__Challenge__: Will you write out the data exactly, excluding every picture?

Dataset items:
==================================================
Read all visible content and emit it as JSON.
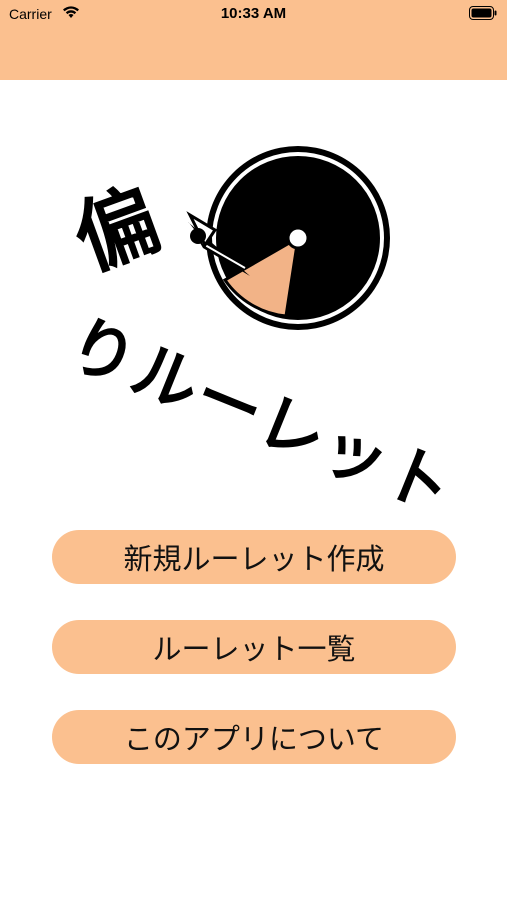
{
  "status_bar": {
    "carrier": "Carrier",
    "time": "10:33 AM",
    "wifi_icon": "wifi-icon",
    "battery_icon": "battery-icon"
  },
  "colors": {
    "accent": "#fbc08f",
    "logo_wedge": "#f2b387",
    "text": "#000000"
  },
  "logo": {
    "char_main": "偏",
    "char_tail": "り",
    "word": "ルーレット"
  },
  "menu": {
    "buttons": [
      {
        "label": "新規ルーレット作成"
      },
      {
        "label": "ルーレット一覧"
      },
      {
        "label": "このアプリについて"
      }
    ]
  }
}
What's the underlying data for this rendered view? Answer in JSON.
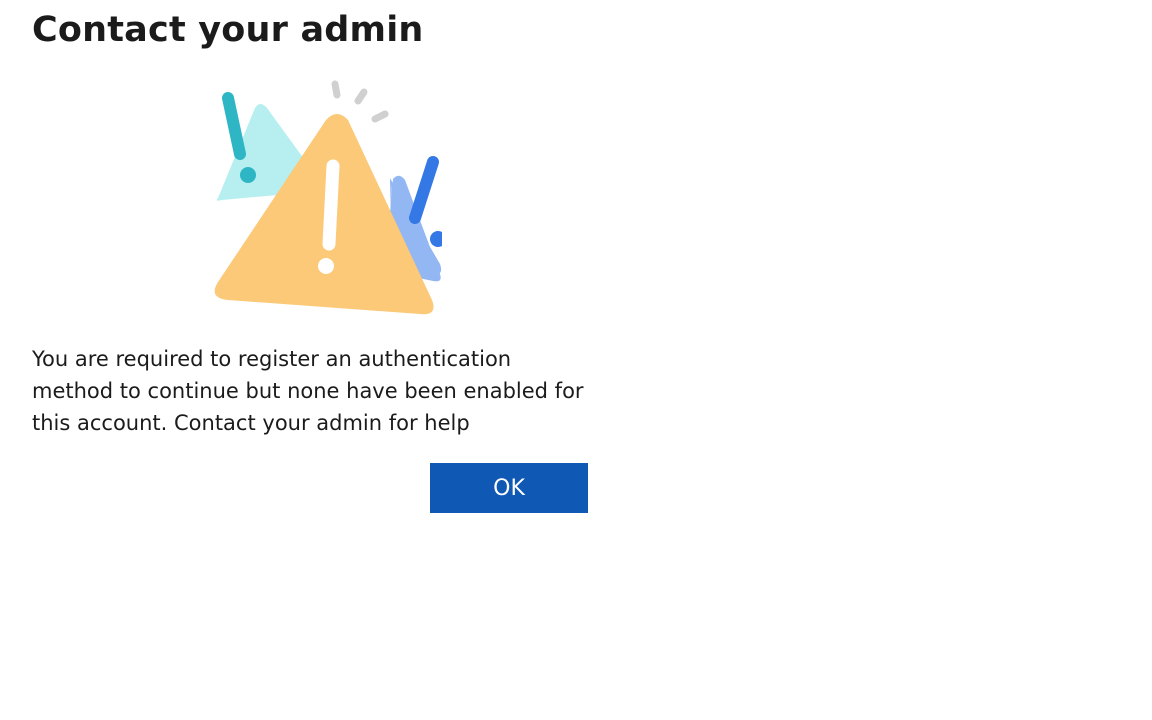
{
  "dialog": {
    "title": "Contact your admin",
    "illustration": "warning-triangles-illustration",
    "message": "You are required to register an authentication method to continue but none have been enabled for this account. Contact your admin for help",
    "ok_label": "OK"
  },
  "colors": {
    "background": "#ffffff",
    "text": "#1b1b1b",
    "button": "#0f58b3",
    "button_text": "#ffffff",
    "warning_main": "#fbc977",
    "warning_teal": "#b7eff0",
    "warning_teal_mark": "#2eb6c4",
    "warning_blue": "#92b7f3",
    "warning_blue_mark": "#3478e5"
  }
}
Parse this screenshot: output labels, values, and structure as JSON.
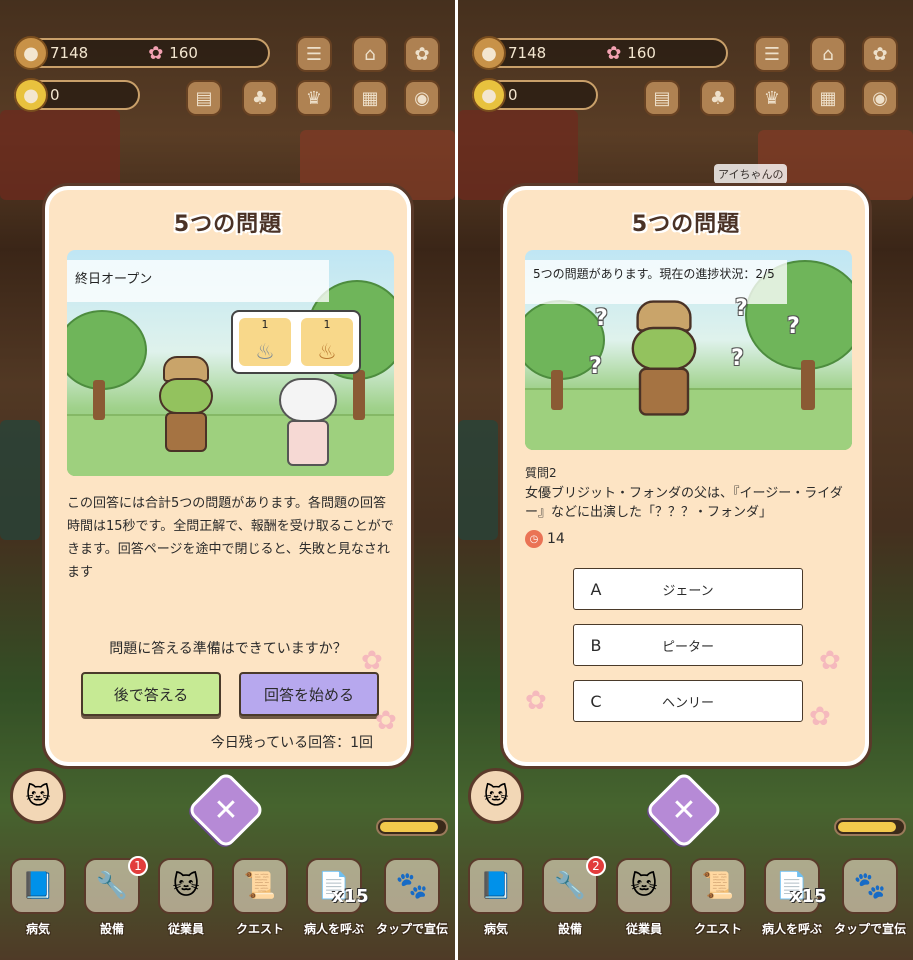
{
  "left": {
    "resources": {
      "acorns": "7148",
      "sakura": "160",
      "coins": "0"
    },
    "dialog": {
      "title": "5つの問題",
      "scene_banner": "終日オープン",
      "bubble": {
        "left_count": "1",
        "right_count": "1"
      },
      "description": "この回答には合計5つの問題があります。各問題の回答時間は15秒です。全問正解で、報酬を受け取ることができます。回答ページを途中で閉じると、失敗と見なされます",
      "ready_question": "問題に答える準備はできていますか？",
      "later_button": "後で答える",
      "start_button": "回答を始める",
      "remaining": "今日残っている回答：1回"
    },
    "bottom_nav": [
      {
        "label": "病気",
        "icon": "book-icon"
      },
      {
        "label": "設備",
        "icon": "tools-icon",
        "badge": "1"
      },
      {
        "label": "従業員",
        "icon": "cat-icon"
      },
      {
        "label": "クエスト",
        "icon": "quest-icon"
      },
      {
        "label": "病人を呼ぶ",
        "icon": "flyers-icon",
        "multiplier": "x15"
      },
      {
        "label": "タップで宣伝",
        "icon": "leaflet-icon"
      }
    ]
  },
  "right": {
    "resources": {
      "acorns": "7148",
      "sakura": "160",
      "coins": "0"
    },
    "side_chip": "アイちゃんの",
    "dialog": {
      "title": "5つの問題",
      "progress": "5つの問題があります。現在の進捗状況：2/5",
      "question_label": "質問2",
      "question_text": "女優ブリジット・フォンダの父は、『イージー・ライダー』などに出演した「？？？・フォンダ」",
      "timer": "14",
      "answers": [
        {
          "letter": "A",
          "text": "ジェーン"
        },
        {
          "letter": "B",
          "text": "ピーター"
        },
        {
          "letter": "C",
          "text": "ヘンリー"
        }
      ]
    },
    "bottom_nav": [
      {
        "label": "病気",
        "icon": "book-icon"
      },
      {
        "label": "設備",
        "icon": "tools-icon",
        "badge": "2"
      },
      {
        "label": "従業員",
        "icon": "cat-icon"
      },
      {
        "label": "クエスト",
        "icon": "quest-icon"
      },
      {
        "label": "病人を呼ぶ",
        "icon": "flyers-icon",
        "multiplier": "x15"
      },
      {
        "label": "タップで宣伝",
        "icon": "leaflet-icon"
      }
    ]
  },
  "colors": {
    "panel_bg": "#fde4c4",
    "later_btn": "#c6ea94",
    "start_btn": "#b7a8ee",
    "close_btn": "#b68ad6"
  }
}
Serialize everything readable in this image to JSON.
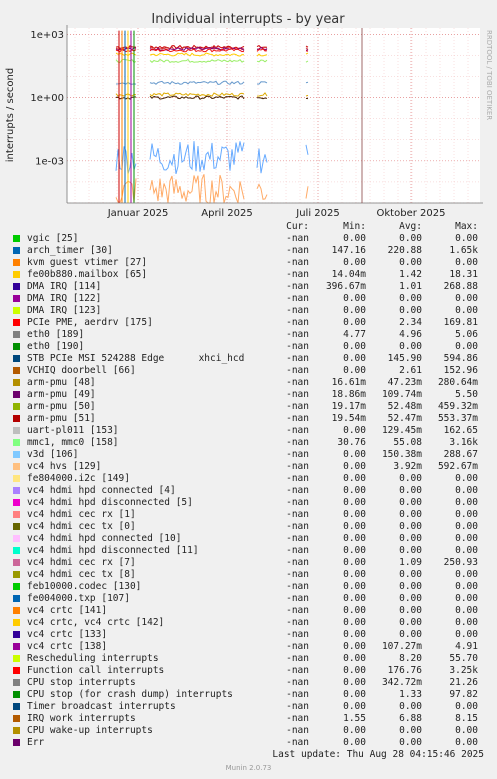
==================================================
__Finished exercise__:
Read all visible content and emit it as JSON.
{
  "status_bar": {
    "carrier": "Carrier",
    "time": "10:33 AM",
    "wifi_icon": "wifi-icon",
    "battery_icon": "battery-icon"
  },
  "colors": {
    "accent": "#fbc08f",
    "logo_wedge": "#f2b387",
    "text": "#000000"
  },
  "logo": {
    "char_main": "偏",
    "char_tail": "り",
    "word": "ルーレット"
  },
  "menu": {
    "buttons": [
      {
        "label": "新規ルーレット作成"
      },
      {
        "label": "ルーレット一覧"
      },
      {
        "label": "このアプリについて"
      }
    ]
  }
}
What's the underlying data for this rendered view? Answer in JSON.
{
  "dialog": {
    "title": "Contact your admin",
    "illustration": "warning-triangles-illustration",
    "message": "You are required to register an authentication method to continue but none have been enabled for this account. Contact your admin for help",
    "ok_label": "OK"
  },
  "colors": {
    "background": "#ffffff",
    "text": "#1b1b1b",
    "button": "#0f58b3",
    "button_text": "#ffffff",
    "warning_main": "#fbc977",
    "warning_teal": "#b7eff0",
    "warning_teal_mark": "#2eb6c4",
    "warning_blue": "#92b7f3",
    "warning_blue_mark": "#3478e5"
  }
}
Parse this screenshot: output labels, values, and structure as JSON.
{
  "left": {
    "resources": {
      "acorns": "7148",
      "sakura": "160",
      "coins": "0"
    },
    "dialog": {
      "title": "5つの問題",
      "scene_banner": "終日オープン",
      "bubble": {
        "left_count": "1",
        "right_count": "1"
      },
      "description": "この回答には合計5つの問題があります。各問題の回答時間は15秒です。全問正解で、報酬を受け取ることができます。回答ページを途中で閉じると、失敗と見なされます",
      "ready_question": "問題に答える準備はできていますか？",
      "later_button": "後で答える",
      "start_button": "回答を始める",
      "remaining": "今日残っている回答：1回"
    },
    "bottom_nav": [
      {
        "label": "病気",
        "icon": "book-icon"
      },
      {
        "label": "設備",
        "icon": "tools-icon",
        "badge": "1"
      },
      {
        "label": "従業員",
        "icon": "cat-icon"
      },
      {
        "label": "クエスト",
        "icon": "quest-icon"
      },
      {
        "label": "病人を呼ぶ",
        "icon": "flyers-icon",
        "multiplier": "x15"
      },
      {
        "label": "タップで宣伝",
        "icon": "leaflet-icon"
      }
    ]
  },
  "right": {
    "resources": {
      "acorns": "7148",
      "sakura": "160",
      "coins": "0"
    },
    "side_chip": "アイちゃんの",
    "dialog": {
      "title": "5つの問題",
      "progress": "5つの問題があります。現在の進捗状況：2/5",
      "question_label": "質問2",
      "question_text": "女優ブリジット・フォンダの父は、『イージー・ライダー』などに出演した「？？？・フォンダ」",
      "timer": "14",
      "answers": [
        {
          "letter": "A",
          "text": "ジェーン"
        },
        {
          "letter": "B",
          "text": "ピーター"
        },
        {
          "letter": "C",
          "text": "ヘンリー"
        }
      ]
    },
    "bottom_nav": [
      {
        "label": "病気",
        "icon": "book-icon"
      },
      {
        "label": "設備",
        "icon": "tools-icon",
        "badge": "2"
      },
      {
        "label": "従業員",
        "icon": "cat-icon"
      },
      {
        "label": "クエスト",
        "icon": "quest-icon"
      },
      {
        "label": "病人を呼ぶ",
        "icon": "flyers-icon",
        "multiplier": "x15"
      },
      {
        "label": "タップで宣伝",
        "icon": "leaflet-icon"
      }
    ]
  },
  "colors": {
    "panel_bg": "#fde4c4",
    "later_btn": "#c6ea94",
    "start_btn": "#b7a8ee",
    "close_btn": "#b68ad6"
  }
}
Serialize everything readable in this image to JSON.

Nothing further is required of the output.